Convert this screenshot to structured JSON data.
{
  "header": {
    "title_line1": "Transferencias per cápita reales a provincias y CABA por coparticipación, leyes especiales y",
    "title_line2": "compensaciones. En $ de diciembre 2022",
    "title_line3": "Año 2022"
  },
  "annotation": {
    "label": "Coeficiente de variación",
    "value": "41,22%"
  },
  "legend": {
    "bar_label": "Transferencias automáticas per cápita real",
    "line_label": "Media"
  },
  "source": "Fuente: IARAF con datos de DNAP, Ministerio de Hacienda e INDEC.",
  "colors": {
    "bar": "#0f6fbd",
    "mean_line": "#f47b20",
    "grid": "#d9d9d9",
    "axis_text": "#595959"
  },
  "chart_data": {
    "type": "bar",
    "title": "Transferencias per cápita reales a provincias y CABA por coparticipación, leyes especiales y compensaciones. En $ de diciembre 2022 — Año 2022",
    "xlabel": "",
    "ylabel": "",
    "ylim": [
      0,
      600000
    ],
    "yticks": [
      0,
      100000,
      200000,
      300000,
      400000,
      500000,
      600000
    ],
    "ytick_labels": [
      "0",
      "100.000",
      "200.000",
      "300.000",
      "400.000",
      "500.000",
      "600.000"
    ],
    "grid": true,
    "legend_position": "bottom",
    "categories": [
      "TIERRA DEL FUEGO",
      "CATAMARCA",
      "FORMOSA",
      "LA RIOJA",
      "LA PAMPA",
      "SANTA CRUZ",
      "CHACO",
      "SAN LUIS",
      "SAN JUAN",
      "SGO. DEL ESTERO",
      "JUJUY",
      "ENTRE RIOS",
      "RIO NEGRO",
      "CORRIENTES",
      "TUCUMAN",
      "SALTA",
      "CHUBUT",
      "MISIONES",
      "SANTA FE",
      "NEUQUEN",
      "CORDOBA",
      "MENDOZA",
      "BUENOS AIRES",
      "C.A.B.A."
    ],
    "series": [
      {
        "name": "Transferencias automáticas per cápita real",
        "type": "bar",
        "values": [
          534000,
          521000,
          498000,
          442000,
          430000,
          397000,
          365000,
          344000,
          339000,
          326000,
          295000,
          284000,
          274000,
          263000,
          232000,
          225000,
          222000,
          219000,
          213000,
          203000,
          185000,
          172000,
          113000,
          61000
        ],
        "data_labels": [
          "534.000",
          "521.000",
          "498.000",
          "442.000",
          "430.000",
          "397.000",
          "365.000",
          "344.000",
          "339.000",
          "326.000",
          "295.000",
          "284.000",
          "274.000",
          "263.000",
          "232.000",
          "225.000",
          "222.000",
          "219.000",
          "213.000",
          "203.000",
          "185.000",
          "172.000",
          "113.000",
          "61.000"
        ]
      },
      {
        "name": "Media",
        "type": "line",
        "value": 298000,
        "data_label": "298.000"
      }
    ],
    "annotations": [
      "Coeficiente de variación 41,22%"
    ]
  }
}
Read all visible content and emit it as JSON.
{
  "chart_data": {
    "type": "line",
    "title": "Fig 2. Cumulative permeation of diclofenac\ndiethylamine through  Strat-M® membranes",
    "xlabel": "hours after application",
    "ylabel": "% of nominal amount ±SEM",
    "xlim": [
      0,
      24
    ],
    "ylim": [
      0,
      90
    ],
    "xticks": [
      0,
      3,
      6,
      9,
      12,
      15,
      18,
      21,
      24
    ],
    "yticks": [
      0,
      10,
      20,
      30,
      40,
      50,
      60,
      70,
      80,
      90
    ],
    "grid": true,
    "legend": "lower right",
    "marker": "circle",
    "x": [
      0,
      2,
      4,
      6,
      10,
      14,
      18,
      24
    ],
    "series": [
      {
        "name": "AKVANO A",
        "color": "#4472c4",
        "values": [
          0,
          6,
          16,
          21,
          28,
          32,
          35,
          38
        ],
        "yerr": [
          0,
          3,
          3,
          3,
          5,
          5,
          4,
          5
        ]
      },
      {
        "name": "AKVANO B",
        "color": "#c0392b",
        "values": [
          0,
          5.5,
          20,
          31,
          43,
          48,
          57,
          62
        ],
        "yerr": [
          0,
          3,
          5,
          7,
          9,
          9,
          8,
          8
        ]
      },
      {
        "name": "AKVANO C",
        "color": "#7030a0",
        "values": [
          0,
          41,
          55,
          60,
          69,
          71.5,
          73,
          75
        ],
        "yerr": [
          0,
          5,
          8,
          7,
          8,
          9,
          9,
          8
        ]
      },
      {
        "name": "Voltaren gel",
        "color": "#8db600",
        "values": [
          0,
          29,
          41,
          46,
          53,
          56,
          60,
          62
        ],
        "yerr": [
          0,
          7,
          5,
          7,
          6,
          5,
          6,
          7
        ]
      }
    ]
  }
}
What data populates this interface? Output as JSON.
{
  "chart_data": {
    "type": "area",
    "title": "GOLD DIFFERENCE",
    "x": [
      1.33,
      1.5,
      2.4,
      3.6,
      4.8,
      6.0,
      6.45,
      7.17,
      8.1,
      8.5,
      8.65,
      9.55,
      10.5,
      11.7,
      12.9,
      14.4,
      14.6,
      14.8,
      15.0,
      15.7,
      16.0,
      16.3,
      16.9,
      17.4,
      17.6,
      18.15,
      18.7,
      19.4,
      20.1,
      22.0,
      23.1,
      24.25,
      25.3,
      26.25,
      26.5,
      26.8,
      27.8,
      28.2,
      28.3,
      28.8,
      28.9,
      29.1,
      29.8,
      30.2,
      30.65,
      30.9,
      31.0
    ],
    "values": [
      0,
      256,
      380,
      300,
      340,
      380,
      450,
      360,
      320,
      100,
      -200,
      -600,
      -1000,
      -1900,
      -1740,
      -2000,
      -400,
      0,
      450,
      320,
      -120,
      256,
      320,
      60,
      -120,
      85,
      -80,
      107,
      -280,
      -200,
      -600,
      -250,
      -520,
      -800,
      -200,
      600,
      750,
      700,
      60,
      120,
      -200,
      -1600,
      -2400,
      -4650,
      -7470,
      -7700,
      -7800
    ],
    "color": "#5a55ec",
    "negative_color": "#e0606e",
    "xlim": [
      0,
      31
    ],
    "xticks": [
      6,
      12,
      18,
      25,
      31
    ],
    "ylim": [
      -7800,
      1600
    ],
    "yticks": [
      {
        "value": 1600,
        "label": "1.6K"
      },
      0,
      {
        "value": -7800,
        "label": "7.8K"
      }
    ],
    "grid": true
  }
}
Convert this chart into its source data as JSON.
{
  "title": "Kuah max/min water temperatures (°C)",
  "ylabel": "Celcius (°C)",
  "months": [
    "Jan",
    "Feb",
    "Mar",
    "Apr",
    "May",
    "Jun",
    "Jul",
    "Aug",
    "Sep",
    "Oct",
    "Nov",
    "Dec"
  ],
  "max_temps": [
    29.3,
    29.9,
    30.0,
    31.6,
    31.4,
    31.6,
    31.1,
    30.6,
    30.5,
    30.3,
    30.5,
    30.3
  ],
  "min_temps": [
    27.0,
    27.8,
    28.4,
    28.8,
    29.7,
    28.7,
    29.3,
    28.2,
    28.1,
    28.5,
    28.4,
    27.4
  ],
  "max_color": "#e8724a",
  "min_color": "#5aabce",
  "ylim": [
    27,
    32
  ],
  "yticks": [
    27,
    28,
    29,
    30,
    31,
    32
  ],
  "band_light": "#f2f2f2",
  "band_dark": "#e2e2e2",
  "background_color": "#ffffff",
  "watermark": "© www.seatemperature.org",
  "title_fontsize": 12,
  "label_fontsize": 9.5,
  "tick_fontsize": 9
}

-- -- --

— WHAT YOU SHOULD DO —
Identify the lines above with the word "Coeficiente". Copy them.

— FINISHED EXERCISE —
    "label": "Coeficiente de variación",
      "Coeficiente de variación 41,22%"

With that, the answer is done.